What to work on:
Return all lines below containing the word "cases".

#### Input for this task ####

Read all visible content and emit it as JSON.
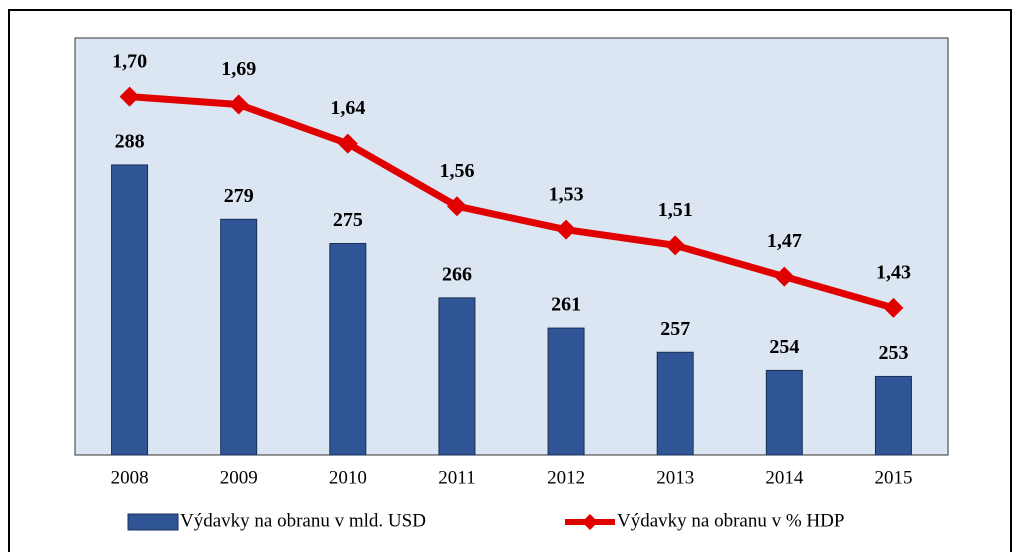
{
  "chart_data": {
    "type": "bar_line",
    "categories": [
      "2008",
      "2009",
      "2010",
      "2011",
      "2012",
      "2013",
      "2014",
      "2015"
    ],
    "series": [
      {
        "name": "Výdavky na obranu v mld. USD",
        "color": "#2f5597",
        "type": "bar",
        "values": [
          288,
          279,
          275,
          266,
          261,
          257,
          254,
          253
        ]
      },
      {
        "name": "Výdavky na obranu v % HDP",
        "color": "#e00000",
        "type": "line",
        "axis": "y2",
        "values": [
          1.7,
          1.69,
          1.64,
          1.56,
          1.53,
          1.51,
          1.47,
          1.43
        ],
        "value_labels": [
          "1,70",
          "1,69",
          "1,64",
          "1,56",
          "1,53",
          "1,51",
          "1,47",
          "1,43"
        ]
      }
    ],
    "ylim": [
      240,
      309
    ],
    "y2lim": [
      1.242,
      1.775
    ]
  }
}
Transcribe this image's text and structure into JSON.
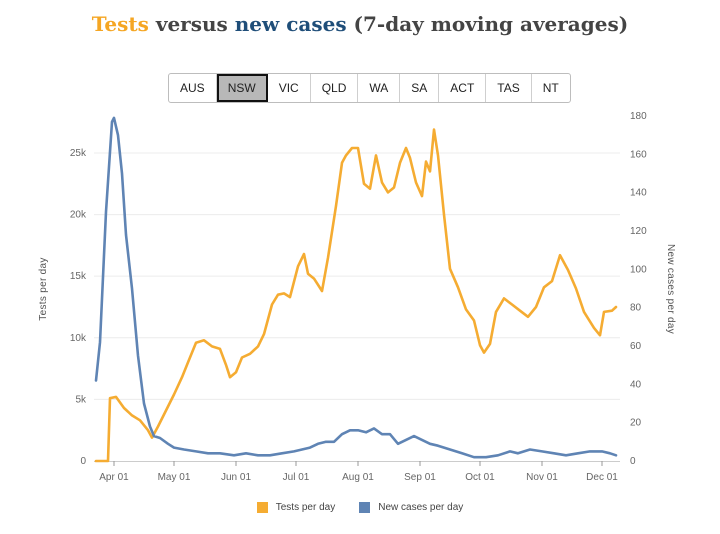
{
  "title": {
    "part1": "Tests",
    "part2": " versus ",
    "part3": "new cases",
    "part4": " (7-day moving averages)"
  },
  "tabs": [
    {
      "label": "AUS",
      "active": false
    },
    {
      "label": "NSW",
      "active": true
    },
    {
      "label": "VIC",
      "active": false
    },
    {
      "label": "QLD",
      "active": false
    },
    {
      "label": "WA",
      "active": false
    },
    {
      "label": "SA",
      "active": false
    },
    {
      "label": "ACT",
      "active": false
    },
    {
      "label": "TAS",
      "active": false
    },
    {
      "label": "NT",
      "active": false
    }
  ],
  "chart_data": {
    "type": "line",
    "title": "Tests versus new cases (7-day moving averages)",
    "ylabel_left": "Tests per day",
    "ylabel_right": "New cases per day",
    "x_ticks": [
      "Apr 01",
      "May 01",
      "Jun 01",
      "Jul 01",
      "Aug 01",
      "Sep 01",
      "Oct 01",
      "Nov 01",
      "Dec 01"
    ],
    "y_left_ticks": [
      "0",
      "5k",
      "10k",
      "15k",
      "20k",
      "25k"
    ],
    "y_right_ticks": [
      "0",
      "20",
      "40",
      "60",
      "80",
      "100",
      "120",
      "140",
      "160",
      "180"
    ],
    "y_left_range": [
      0,
      28000
    ],
    "y_right_range": [
      0,
      180
    ],
    "grid": true,
    "legend_placement": "bottom",
    "colors": {
      "tests": "#f5ac32",
      "cases": "#5f84b4"
    },
    "series": [
      {
        "name": "Tests per day",
        "axis": "left",
        "points": [
          [
            "2020-03-23",
            0
          ],
          [
            "2020-03-29",
            0
          ],
          [
            "2020-03-30",
            5100
          ],
          [
            "2020-04-02",
            5200
          ],
          [
            "2020-04-06",
            4300
          ],
          [
            "2020-04-10",
            3700
          ],
          [
            "2020-04-14",
            3300
          ],
          [
            "2020-04-18",
            2500
          ],
          [
            "2020-04-20",
            1900
          ],
          [
            "2020-04-23",
            2800
          ],
          [
            "2020-04-27",
            4100
          ],
          [
            "2020-05-01",
            5400
          ],
          [
            "2020-05-05",
            6800
          ],
          [
            "2020-05-08",
            8000
          ],
          [
            "2020-05-12",
            9600
          ],
          [
            "2020-05-16",
            9800
          ],
          [
            "2020-05-20",
            9300
          ],
          [
            "2020-05-24",
            9100
          ],
          [
            "2020-05-27",
            7800
          ],
          [
            "2020-05-29",
            6800
          ],
          [
            "2020-06-01",
            7200
          ],
          [
            "2020-06-04",
            8400
          ],
          [
            "2020-06-08",
            8700
          ],
          [
            "2020-06-12",
            9300
          ],
          [
            "2020-06-15",
            10300
          ],
          [
            "2020-06-19",
            12700
          ],
          [
            "2020-06-22",
            13500
          ],
          [
            "2020-06-25",
            13600
          ],
          [
            "2020-06-28",
            13300
          ],
          [
            "2020-07-02",
            15800
          ],
          [
            "2020-07-05",
            16800
          ],
          [
            "2020-07-07",
            15200
          ],
          [
            "2020-07-10",
            14800
          ],
          [
            "2020-07-14",
            13800
          ],
          [
            "2020-07-17",
            16500
          ],
          [
            "2020-07-21",
            20700
          ],
          [
            "2020-07-24",
            24200
          ],
          [
            "2020-07-26",
            24800
          ],
          [
            "2020-07-29",
            25400
          ],
          [
            "2020-08-01",
            25400
          ],
          [
            "2020-08-04",
            22500
          ],
          [
            "2020-08-07",
            22100
          ],
          [
            "2020-08-10",
            24800
          ],
          [
            "2020-08-13",
            22600
          ],
          [
            "2020-08-16",
            21800
          ],
          [
            "2020-08-19",
            22200
          ],
          [
            "2020-08-22",
            24200
          ],
          [
            "2020-08-25",
            25400
          ],
          [
            "2020-08-27",
            24600
          ],
          [
            "2020-08-30",
            22600
          ],
          [
            "2020-09-02",
            21500
          ],
          [
            "2020-09-04",
            24300
          ],
          [
            "2020-09-06",
            23500
          ],
          [
            "2020-09-08",
            26900
          ],
          [
            "2020-09-10",
            24800
          ],
          [
            "2020-09-13",
            20000
          ],
          [
            "2020-09-16",
            15600
          ],
          [
            "2020-09-20",
            14100
          ],
          [
            "2020-09-24",
            12300
          ],
          [
            "2020-09-28",
            11400
          ],
          [
            "2020-10-01",
            9400
          ],
          [
            "2020-10-03",
            8800
          ],
          [
            "2020-10-06",
            9500
          ],
          [
            "2020-10-09",
            12100
          ],
          [
            "2020-10-13",
            13200
          ],
          [
            "2020-10-17",
            12700
          ],
          [
            "2020-10-21",
            12200
          ],
          [
            "2020-10-25",
            11700
          ],
          [
            "2020-10-29",
            12500
          ],
          [
            "2020-11-02",
            14100
          ],
          [
            "2020-11-06",
            14600
          ],
          [
            "2020-11-10",
            16700
          ],
          [
            "2020-11-14",
            15500
          ],
          [
            "2020-11-18",
            14000
          ],
          [
            "2020-11-22",
            12100
          ],
          [
            "2020-11-27",
            10800
          ],
          [
            "2020-11-30",
            10200
          ],
          [
            "2020-12-02",
            12100
          ],
          [
            "2020-12-06",
            12200
          ],
          [
            "2020-12-08",
            12500
          ]
        ]
      },
      {
        "name": "New cases per day",
        "axis": "right",
        "points": [
          [
            "2020-03-23",
            42
          ],
          [
            "2020-03-25",
            62
          ],
          [
            "2020-03-28",
            130
          ],
          [
            "2020-03-31",
            177
          ],
          [
            "2020-04-01",
            179
          ],
          [
            "2020-04-03",
            170
          ],
          [
            "2020-04-05",
            150
          ],
          [
            "2020-04-07",
            118
          ],
          [
            "2020-04-10",
            90
          ],
          [
            "2020-04-13",
            55
          ],
          [
            "2020-04-16",
            30
          ],
          [
            "2020-04-19",
            18
          ],
          [
            "2020-04-21",
            13
          ],
          [
            "2020-04-24",
            12
          ],
          [
            "2020-04-28",
            9
          ],
          [
            "2020-05-01",
            7
          ],
          [
            "2020-05-06",
            6
          ],
          [
            "2020-05-12",
            5
          ],
          [
            "2020-05-18",
            4
          ],
          [
            "2020-05-24",
            4
          ],
          [
            "2020-05-31",
            3
          ],
          [
            "2020-06-06",
            4
          ],
          [
            "2020-06-12",
            3
          ],
          [
            "2020-06-18",
            3
          ],
          [
            "2020-06-24",
            4
          ],
          [
            "2020-06-30",
            5
          ],
          [
            "2020-07-04",
            6
          ],
          [
            "2020-07-08",
            7
          ],
          [
            "2020-07-12",
            9
          ],
          [
            "2020-07-16",
            10
          ],
          [
            "2020-07-20",
            10
          ],
          [
            "2020-07-24",
            14
          ],
          [
            "2020-07-28",
            16
          ],
          [
            "2020-08-01",
            16
          ],
          [
            "2020-08-05",
            15
          ],
          [
            "2020-08-09",
            17
          ],
          [
            "2020-08-13",
            14
          ],
          [
            "2020-08-17",
            14
          ],
          [
            "2020-08-21",
            9
          ],
          [
            "2020-08-25",
            11
          ],
          [
            "2020-08-29",
            13
          ],
          [
            "2020-09-02",
            11
          ],
          [
            "2020-09-06",
            9
          ],
          [
            "2020-09-10",
            8
          ],
          [
            "2020-09-16",
            6
          ],
          [
            "2020-09-22",
            4
          ],
          [
            "2020-09-28",
            2
          ],
          [
            "2020-10-04",
            2
          ],
          [
            "2020-10-10",
            3
          ],
          [
            "2020-10-16",
            5
          ],
          [
            "2020-10-20",
            4
          ],
          [
            "2020-10-26",
            6
          ],
          [
            "2020-11-01",
            5
          ],
          [
            "2020-11-07",
            4
          ],
          [
            "2020-11-13",
            3
          ],
          [
            "2020-11-19",
            4
          ],
          [
            "2020-11-25",
            5
          ],
          [
            "2020-12-01",
            5
          ],
          [
            "2020-12-05",
            4
          ],
          [
            "2020-12-08",
            3
          ]
        ]
      }
    ]
  }
}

####

Final result:
    "part3": "new cases",
    "title": "Tests versus new cases (7-day moving averages)",
    "ylabel_right": "New cases per day",
      "cases": "#5f84b4"
        "name": "New cases per day",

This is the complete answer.